**SET PROBLEM:**
Scan the listing below. Report each line that includes "JSON".

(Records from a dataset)

§ §

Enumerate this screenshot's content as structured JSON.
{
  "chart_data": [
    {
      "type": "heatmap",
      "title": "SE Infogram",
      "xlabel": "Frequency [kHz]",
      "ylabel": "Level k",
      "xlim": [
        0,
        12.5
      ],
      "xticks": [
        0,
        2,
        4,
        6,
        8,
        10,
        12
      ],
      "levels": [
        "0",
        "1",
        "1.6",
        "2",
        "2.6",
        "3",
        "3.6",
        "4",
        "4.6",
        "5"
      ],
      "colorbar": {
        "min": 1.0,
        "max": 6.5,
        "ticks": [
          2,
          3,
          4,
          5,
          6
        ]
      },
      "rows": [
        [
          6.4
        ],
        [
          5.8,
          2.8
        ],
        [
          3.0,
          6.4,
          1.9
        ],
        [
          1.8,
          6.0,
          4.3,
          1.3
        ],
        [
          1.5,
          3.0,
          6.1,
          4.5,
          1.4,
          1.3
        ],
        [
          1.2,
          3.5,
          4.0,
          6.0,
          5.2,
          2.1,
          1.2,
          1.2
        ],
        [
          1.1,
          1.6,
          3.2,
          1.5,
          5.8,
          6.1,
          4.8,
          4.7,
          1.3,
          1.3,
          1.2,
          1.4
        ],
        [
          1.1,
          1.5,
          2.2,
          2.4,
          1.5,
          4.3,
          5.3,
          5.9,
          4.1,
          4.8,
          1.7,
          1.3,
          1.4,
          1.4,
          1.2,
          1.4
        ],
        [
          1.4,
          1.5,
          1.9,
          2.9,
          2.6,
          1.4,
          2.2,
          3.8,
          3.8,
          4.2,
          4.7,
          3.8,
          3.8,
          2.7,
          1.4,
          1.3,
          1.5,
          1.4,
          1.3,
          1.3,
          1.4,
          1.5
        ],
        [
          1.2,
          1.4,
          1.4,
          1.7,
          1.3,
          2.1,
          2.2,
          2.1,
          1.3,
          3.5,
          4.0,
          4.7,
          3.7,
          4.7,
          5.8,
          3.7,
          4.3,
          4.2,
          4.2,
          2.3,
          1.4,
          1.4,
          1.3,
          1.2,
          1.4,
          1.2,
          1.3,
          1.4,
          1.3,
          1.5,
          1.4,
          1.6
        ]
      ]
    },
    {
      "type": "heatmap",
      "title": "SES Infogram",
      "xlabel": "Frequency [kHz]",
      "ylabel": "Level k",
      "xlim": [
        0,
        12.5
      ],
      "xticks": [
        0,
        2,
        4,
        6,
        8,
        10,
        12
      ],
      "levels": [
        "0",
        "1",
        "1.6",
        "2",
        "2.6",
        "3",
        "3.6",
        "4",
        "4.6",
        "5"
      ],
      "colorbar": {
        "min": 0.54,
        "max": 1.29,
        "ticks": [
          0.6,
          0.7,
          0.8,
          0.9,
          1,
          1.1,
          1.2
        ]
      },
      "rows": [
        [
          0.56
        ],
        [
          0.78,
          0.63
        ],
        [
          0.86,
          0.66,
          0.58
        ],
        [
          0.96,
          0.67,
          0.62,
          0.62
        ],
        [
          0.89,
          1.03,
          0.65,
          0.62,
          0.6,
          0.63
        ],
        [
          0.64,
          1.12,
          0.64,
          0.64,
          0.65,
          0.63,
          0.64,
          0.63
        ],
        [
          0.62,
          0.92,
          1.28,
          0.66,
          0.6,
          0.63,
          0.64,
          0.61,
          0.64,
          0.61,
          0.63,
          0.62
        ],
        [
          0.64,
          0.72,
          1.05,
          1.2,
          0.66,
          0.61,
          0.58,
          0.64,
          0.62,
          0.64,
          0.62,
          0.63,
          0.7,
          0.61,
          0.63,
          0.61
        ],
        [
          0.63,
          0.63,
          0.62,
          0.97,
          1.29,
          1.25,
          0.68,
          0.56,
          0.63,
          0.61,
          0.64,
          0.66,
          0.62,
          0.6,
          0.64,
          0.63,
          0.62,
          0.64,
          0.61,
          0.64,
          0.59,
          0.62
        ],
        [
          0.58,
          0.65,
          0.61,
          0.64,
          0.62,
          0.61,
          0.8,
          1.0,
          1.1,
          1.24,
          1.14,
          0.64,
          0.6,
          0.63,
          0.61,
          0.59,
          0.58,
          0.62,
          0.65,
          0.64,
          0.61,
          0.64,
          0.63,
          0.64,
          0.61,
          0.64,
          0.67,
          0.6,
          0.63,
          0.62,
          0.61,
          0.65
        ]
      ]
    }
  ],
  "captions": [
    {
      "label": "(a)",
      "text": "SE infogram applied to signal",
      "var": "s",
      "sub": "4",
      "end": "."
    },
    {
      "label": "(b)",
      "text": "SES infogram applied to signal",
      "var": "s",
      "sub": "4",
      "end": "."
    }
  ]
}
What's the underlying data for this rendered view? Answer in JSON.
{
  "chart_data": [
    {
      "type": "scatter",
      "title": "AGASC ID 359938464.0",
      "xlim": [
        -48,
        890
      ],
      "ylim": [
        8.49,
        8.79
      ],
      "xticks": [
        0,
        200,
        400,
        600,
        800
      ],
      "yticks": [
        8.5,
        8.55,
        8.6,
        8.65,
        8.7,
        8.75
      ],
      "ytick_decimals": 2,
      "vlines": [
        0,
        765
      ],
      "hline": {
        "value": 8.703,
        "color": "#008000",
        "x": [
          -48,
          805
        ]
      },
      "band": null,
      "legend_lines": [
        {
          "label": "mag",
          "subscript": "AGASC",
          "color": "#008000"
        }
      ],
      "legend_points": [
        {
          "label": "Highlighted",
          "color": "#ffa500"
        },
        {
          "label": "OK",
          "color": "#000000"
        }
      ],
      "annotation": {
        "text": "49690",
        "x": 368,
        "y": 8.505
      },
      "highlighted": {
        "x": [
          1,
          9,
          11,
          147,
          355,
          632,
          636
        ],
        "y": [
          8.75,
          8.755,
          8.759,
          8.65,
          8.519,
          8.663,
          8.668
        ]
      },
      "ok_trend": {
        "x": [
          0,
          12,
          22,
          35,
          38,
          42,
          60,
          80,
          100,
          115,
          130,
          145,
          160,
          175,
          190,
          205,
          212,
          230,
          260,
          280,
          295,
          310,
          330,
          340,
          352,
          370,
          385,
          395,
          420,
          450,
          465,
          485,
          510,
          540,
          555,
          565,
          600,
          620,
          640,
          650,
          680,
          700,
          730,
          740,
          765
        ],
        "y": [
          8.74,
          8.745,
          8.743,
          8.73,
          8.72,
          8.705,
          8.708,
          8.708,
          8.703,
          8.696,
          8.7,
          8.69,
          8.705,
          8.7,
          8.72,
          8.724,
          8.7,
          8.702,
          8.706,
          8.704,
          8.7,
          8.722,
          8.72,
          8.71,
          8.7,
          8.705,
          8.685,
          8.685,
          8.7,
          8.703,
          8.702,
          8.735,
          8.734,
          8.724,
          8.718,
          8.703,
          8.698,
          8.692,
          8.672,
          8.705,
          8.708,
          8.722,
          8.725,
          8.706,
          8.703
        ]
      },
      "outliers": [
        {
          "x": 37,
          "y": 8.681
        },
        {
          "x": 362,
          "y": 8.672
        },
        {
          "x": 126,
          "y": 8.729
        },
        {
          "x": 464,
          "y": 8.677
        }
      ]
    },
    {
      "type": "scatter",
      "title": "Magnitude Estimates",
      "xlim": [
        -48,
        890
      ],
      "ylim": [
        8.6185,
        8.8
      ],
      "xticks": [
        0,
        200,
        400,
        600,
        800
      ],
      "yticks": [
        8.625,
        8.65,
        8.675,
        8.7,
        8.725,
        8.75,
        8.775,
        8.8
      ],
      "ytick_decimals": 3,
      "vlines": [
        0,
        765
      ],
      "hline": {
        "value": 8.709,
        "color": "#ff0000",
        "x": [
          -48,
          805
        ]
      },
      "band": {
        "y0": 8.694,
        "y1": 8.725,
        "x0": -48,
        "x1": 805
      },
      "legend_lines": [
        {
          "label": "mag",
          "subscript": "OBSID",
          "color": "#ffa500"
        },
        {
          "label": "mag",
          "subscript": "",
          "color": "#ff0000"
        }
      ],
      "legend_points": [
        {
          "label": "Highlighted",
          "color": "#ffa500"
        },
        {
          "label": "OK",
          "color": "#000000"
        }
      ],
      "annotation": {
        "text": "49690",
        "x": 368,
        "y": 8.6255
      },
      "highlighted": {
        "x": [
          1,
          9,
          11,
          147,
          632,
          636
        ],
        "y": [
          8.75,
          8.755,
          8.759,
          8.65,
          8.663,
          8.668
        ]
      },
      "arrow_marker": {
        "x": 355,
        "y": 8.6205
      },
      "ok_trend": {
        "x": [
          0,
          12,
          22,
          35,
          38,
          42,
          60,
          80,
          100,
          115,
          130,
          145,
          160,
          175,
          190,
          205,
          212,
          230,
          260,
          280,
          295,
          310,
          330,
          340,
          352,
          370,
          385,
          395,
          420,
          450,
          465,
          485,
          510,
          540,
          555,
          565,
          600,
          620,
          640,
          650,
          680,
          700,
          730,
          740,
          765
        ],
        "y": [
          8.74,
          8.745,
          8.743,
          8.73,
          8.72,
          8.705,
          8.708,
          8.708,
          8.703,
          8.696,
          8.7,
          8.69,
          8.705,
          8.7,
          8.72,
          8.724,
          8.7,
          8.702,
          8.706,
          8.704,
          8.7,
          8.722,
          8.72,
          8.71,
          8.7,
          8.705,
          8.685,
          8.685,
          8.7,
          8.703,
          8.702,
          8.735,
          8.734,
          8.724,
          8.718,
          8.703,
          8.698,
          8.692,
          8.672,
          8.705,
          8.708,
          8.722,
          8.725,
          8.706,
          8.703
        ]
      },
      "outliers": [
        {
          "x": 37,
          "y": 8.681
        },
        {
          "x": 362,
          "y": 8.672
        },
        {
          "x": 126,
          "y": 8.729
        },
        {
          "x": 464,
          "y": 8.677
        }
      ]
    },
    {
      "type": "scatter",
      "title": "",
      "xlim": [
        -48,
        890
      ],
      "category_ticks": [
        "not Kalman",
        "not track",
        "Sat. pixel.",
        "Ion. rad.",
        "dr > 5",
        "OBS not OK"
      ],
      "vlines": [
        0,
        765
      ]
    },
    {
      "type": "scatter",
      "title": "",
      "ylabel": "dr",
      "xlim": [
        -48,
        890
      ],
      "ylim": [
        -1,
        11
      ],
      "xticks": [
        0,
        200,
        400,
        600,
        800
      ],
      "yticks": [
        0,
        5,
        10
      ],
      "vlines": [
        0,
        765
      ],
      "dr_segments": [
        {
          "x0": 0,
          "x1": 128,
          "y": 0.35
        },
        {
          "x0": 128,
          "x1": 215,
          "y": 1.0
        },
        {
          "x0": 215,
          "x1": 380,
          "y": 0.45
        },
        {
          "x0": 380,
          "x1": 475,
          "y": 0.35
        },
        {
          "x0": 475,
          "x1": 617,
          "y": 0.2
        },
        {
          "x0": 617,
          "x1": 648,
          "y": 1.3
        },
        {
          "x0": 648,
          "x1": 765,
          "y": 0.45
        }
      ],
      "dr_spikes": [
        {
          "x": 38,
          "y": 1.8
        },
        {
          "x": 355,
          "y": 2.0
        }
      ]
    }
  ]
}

§ §

**THE OUTPUT:**
Enumerate this screenshot's content as structured JSON.
What's the underlying data for this rendered view? Answer in JSON.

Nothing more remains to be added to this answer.